■ DATA ENTRIES ■
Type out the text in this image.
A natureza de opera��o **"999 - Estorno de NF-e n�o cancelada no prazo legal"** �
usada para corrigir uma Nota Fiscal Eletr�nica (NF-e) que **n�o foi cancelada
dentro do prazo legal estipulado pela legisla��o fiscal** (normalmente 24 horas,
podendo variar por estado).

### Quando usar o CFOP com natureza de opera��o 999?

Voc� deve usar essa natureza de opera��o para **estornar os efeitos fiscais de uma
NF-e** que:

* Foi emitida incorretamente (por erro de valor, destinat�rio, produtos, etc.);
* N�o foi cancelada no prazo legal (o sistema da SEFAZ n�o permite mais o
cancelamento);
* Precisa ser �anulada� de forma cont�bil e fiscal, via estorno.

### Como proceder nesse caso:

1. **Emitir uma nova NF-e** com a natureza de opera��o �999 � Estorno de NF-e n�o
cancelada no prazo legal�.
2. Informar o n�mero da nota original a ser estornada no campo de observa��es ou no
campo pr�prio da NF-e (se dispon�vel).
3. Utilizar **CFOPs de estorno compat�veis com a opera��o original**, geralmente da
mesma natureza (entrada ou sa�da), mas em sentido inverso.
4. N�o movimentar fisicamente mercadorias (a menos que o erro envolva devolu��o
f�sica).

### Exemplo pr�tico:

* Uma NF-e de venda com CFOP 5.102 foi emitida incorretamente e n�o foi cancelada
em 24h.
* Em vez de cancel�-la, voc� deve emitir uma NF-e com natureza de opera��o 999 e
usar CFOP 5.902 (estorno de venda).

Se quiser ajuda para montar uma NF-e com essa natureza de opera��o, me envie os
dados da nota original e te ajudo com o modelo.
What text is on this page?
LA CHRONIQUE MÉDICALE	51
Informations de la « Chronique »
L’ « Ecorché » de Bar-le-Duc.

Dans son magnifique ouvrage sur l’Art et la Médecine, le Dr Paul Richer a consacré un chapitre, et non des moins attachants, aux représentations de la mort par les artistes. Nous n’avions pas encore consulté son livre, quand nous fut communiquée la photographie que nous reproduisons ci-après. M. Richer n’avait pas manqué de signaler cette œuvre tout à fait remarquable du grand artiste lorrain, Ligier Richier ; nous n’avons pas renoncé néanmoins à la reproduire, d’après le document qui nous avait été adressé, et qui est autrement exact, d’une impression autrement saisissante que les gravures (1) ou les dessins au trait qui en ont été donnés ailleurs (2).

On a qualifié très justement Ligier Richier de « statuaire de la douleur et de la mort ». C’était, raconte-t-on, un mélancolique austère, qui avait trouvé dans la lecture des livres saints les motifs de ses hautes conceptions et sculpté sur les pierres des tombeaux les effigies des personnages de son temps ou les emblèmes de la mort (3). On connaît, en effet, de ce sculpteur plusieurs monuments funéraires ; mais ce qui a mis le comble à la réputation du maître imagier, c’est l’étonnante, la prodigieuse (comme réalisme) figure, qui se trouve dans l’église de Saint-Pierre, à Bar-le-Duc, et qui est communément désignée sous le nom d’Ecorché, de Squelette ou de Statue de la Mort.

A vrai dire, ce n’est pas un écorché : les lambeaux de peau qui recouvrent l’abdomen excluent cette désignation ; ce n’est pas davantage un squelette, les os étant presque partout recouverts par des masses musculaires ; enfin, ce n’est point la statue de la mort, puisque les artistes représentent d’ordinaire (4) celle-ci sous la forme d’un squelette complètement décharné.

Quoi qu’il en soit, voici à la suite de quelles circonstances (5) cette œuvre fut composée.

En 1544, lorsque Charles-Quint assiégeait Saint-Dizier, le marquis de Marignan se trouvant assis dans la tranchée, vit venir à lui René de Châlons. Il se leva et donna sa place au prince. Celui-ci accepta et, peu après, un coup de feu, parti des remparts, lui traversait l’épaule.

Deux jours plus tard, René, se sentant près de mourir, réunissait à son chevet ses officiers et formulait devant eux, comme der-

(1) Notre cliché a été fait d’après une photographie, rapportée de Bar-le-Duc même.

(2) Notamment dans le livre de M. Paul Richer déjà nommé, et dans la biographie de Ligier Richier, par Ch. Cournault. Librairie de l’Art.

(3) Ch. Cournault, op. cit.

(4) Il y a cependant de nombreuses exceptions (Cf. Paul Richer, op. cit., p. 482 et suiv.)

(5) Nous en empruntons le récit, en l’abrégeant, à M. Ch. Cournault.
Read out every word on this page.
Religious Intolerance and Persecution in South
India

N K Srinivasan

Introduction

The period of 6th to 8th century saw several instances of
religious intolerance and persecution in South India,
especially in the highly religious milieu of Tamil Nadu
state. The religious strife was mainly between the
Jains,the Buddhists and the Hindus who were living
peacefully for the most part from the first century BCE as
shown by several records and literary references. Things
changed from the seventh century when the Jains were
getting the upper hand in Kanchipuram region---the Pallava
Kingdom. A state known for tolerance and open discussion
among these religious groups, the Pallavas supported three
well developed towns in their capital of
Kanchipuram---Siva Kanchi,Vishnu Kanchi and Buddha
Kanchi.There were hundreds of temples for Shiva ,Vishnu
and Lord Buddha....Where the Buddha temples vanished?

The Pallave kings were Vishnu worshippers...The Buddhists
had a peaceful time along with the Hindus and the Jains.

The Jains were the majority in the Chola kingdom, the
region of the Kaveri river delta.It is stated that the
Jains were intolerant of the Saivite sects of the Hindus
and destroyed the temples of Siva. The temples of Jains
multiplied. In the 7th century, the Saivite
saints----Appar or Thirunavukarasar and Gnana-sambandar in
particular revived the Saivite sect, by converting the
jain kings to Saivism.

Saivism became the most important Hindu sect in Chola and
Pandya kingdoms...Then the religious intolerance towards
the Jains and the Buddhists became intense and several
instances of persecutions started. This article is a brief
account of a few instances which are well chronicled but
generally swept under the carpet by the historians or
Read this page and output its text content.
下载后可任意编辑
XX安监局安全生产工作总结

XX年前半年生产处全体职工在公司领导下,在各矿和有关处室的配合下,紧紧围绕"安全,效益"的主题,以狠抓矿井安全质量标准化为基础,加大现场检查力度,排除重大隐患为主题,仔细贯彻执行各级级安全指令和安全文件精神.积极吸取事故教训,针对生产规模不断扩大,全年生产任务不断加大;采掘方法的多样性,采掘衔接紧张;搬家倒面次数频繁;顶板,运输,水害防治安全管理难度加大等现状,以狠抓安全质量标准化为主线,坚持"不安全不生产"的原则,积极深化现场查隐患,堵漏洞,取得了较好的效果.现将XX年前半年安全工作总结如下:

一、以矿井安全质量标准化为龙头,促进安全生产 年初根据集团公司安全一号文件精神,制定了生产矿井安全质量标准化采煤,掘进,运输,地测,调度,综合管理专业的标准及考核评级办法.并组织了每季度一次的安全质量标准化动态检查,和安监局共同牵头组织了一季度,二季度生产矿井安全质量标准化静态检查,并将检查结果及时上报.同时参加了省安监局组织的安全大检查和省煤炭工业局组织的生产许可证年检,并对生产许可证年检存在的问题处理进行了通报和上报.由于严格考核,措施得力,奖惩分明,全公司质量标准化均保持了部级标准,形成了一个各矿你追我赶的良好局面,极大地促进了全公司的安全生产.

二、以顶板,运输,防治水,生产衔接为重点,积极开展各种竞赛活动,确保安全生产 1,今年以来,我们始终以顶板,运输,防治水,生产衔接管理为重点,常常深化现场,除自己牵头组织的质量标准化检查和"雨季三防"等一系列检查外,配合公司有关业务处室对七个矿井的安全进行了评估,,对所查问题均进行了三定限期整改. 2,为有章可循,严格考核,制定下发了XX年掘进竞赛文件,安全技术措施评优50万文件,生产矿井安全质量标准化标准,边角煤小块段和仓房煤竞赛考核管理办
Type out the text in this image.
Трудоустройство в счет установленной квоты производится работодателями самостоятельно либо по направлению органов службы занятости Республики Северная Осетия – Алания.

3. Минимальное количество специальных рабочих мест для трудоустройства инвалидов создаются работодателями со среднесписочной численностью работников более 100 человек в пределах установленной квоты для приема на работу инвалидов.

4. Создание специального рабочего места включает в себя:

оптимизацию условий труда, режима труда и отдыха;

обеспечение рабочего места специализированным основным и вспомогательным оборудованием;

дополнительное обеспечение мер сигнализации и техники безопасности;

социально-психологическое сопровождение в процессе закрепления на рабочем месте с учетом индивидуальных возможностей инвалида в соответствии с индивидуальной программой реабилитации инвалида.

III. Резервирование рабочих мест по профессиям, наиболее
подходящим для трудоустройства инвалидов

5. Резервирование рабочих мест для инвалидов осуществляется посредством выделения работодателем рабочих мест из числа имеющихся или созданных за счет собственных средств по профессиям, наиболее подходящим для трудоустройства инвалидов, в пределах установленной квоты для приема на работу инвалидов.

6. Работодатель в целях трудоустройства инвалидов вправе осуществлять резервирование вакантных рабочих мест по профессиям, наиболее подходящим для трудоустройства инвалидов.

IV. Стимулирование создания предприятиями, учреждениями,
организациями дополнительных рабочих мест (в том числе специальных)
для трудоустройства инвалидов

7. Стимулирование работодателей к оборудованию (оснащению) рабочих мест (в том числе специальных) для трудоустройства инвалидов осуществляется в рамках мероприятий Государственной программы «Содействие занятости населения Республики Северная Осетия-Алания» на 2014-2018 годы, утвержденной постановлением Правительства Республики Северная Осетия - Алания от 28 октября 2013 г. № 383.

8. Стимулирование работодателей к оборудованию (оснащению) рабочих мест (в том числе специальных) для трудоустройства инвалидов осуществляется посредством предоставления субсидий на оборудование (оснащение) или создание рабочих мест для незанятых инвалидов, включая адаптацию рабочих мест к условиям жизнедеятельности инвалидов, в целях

■ TASK TO CARRY OUT ■
The answer must consist solely of the number of lines in the entries that contain the word "from".

■ REPLY TO THE TASK ■
2